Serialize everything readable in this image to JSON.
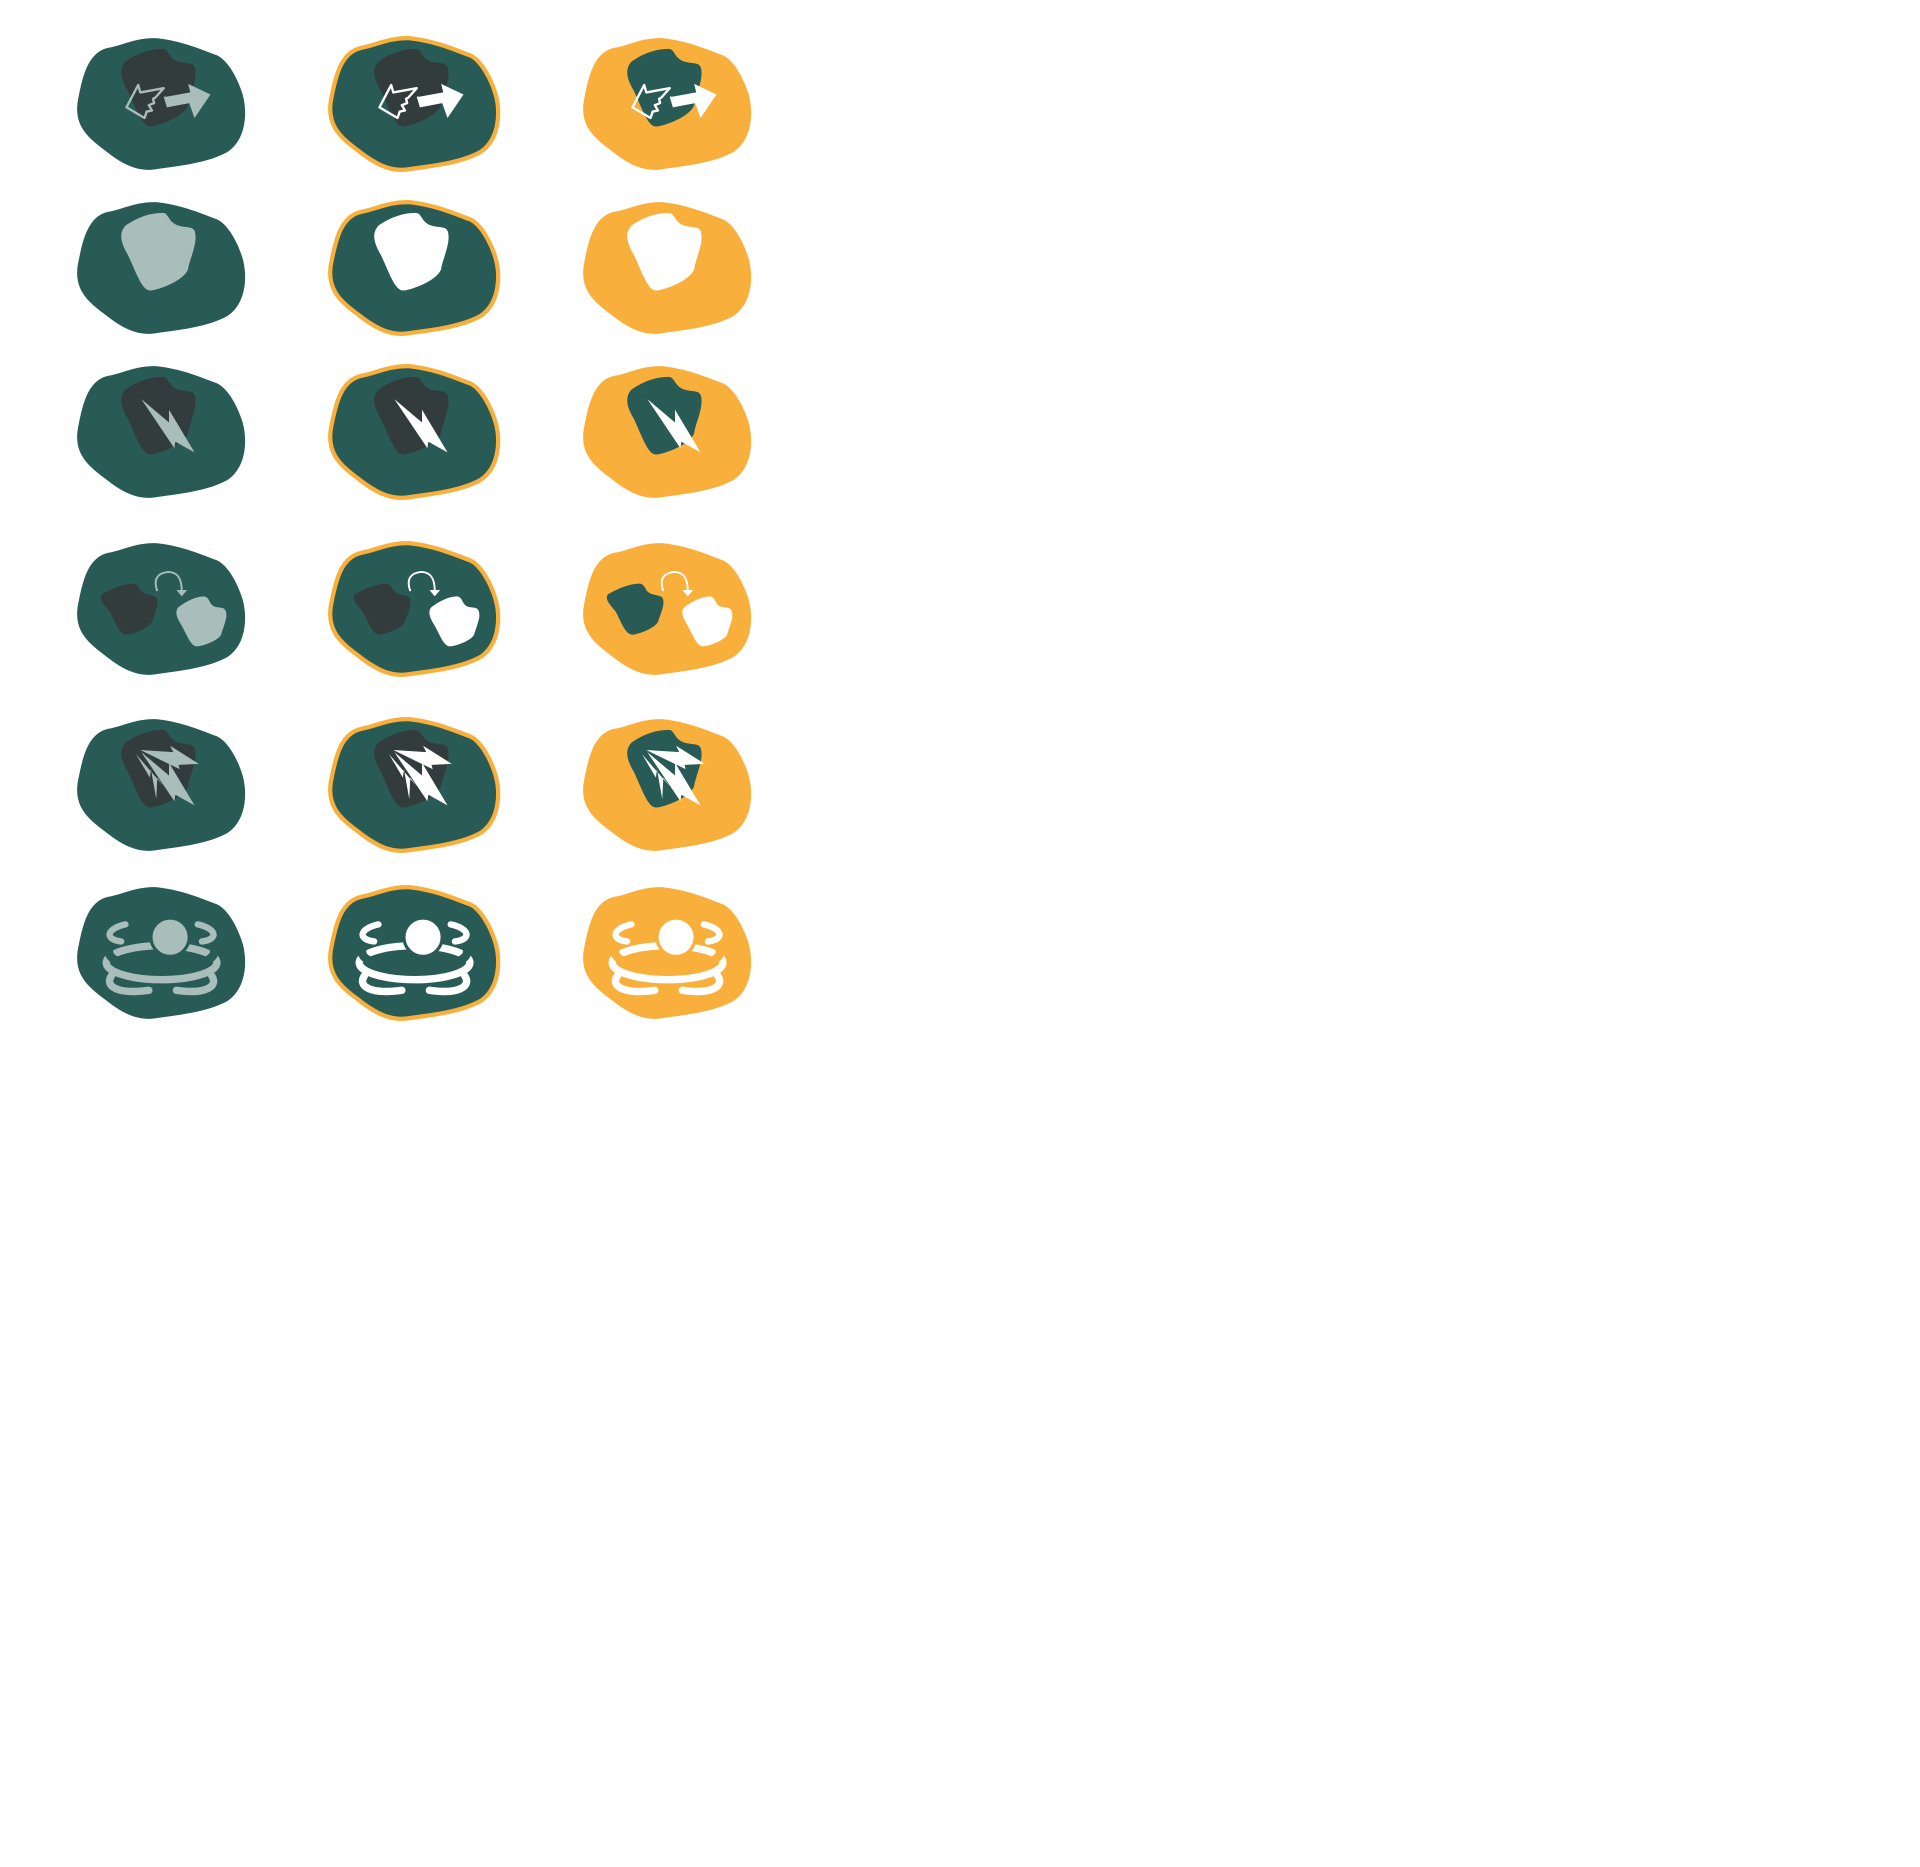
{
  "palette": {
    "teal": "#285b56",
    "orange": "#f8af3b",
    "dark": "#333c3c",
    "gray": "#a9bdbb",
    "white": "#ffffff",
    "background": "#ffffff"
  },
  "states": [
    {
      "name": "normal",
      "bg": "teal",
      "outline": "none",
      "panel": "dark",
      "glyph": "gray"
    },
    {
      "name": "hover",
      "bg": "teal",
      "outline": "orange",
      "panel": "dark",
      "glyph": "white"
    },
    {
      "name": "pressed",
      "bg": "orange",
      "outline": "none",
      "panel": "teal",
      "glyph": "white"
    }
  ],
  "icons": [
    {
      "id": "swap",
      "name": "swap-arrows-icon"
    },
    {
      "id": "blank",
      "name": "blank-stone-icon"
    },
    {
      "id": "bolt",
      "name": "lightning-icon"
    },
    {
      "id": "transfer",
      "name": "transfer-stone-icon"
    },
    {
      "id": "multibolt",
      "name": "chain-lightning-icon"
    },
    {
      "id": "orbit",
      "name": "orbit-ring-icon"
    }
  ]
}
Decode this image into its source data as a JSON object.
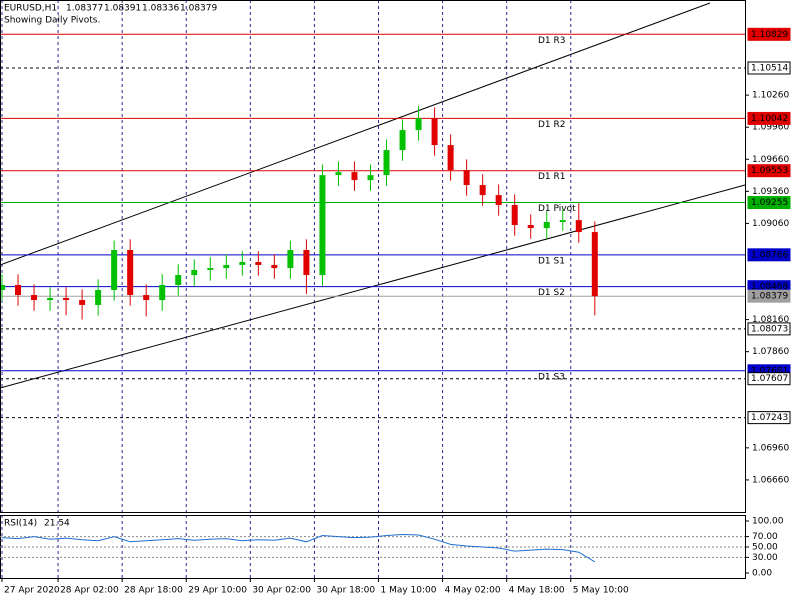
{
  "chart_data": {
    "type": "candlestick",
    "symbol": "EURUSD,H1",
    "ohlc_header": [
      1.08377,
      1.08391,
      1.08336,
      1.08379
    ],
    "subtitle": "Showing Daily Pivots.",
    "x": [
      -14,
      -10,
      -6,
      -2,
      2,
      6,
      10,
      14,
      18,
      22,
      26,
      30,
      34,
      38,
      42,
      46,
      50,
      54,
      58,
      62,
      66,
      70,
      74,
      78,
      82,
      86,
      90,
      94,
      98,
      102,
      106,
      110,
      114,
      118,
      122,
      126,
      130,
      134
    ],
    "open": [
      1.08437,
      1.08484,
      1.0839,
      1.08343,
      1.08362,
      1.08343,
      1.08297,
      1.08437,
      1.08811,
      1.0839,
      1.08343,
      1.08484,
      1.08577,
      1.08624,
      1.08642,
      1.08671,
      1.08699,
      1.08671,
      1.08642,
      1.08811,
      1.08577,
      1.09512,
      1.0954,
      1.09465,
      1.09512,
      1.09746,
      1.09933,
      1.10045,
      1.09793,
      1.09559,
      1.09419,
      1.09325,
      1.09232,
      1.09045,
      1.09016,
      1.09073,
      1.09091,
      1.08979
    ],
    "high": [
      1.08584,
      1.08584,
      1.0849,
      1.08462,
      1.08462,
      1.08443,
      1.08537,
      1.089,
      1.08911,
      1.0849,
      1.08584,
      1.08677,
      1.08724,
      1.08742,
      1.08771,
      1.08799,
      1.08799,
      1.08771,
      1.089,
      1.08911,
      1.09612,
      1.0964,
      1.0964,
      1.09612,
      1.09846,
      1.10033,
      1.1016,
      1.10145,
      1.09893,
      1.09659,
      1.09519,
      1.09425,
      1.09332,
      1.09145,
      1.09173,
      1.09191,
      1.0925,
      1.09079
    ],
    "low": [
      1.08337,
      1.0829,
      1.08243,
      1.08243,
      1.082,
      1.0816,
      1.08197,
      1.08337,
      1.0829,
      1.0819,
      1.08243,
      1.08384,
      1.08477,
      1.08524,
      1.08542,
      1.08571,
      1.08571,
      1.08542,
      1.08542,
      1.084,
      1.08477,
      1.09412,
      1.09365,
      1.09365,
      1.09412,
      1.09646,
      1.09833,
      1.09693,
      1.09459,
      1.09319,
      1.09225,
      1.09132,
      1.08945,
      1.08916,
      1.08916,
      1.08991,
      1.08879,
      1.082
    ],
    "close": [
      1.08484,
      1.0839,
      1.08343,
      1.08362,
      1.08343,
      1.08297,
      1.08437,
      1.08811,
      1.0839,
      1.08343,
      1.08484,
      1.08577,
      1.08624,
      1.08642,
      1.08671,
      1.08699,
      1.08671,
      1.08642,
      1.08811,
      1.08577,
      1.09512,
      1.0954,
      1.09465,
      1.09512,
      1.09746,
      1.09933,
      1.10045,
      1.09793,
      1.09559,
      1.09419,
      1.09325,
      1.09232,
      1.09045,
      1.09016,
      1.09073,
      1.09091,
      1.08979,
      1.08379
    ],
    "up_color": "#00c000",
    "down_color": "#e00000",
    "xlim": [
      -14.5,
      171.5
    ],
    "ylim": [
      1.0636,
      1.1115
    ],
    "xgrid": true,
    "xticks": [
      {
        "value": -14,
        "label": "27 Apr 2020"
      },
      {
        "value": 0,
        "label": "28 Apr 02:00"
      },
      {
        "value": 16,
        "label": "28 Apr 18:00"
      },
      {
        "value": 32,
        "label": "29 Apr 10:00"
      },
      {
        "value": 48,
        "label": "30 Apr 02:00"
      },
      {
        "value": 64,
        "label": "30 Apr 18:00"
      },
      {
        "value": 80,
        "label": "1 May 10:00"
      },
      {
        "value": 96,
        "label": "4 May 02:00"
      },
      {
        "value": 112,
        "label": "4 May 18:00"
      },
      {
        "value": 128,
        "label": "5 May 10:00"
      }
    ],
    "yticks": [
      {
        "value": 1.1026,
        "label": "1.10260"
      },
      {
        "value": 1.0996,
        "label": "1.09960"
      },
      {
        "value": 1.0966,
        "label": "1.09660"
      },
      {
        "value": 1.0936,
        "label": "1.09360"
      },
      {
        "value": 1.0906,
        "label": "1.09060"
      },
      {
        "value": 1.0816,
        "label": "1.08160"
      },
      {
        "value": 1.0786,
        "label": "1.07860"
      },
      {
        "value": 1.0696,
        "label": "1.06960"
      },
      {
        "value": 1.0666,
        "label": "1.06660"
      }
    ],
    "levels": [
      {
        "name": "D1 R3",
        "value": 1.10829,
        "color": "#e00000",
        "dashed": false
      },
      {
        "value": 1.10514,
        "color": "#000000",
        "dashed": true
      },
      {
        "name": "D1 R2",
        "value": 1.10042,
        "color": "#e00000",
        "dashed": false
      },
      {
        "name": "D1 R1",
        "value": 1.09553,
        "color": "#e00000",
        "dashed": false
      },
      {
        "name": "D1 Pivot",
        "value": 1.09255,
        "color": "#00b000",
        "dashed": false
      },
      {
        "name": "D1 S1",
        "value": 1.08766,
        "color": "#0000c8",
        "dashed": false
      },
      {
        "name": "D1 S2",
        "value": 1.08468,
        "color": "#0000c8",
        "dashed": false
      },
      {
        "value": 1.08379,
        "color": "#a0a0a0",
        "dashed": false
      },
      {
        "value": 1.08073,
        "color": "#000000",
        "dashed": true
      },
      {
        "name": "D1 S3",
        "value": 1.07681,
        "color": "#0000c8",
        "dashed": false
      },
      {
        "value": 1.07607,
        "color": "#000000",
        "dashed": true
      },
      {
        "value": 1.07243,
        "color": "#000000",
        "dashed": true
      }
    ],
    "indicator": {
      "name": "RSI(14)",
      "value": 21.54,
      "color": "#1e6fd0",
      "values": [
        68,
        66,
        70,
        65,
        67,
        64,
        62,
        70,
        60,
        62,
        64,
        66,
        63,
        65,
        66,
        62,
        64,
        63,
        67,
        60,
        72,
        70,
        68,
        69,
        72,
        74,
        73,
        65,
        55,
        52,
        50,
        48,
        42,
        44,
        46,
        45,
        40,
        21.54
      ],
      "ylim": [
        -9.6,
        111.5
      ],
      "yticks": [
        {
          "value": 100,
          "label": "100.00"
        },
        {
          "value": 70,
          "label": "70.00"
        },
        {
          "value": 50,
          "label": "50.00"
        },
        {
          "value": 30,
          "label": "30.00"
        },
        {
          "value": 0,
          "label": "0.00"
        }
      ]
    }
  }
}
------------------------------------
What the exercise asks: In the records above, collect each line with "orange".

Answer to this exercise:
    "orange": "#f8af3b",
      "outline": "orange",
      "bg": "orange",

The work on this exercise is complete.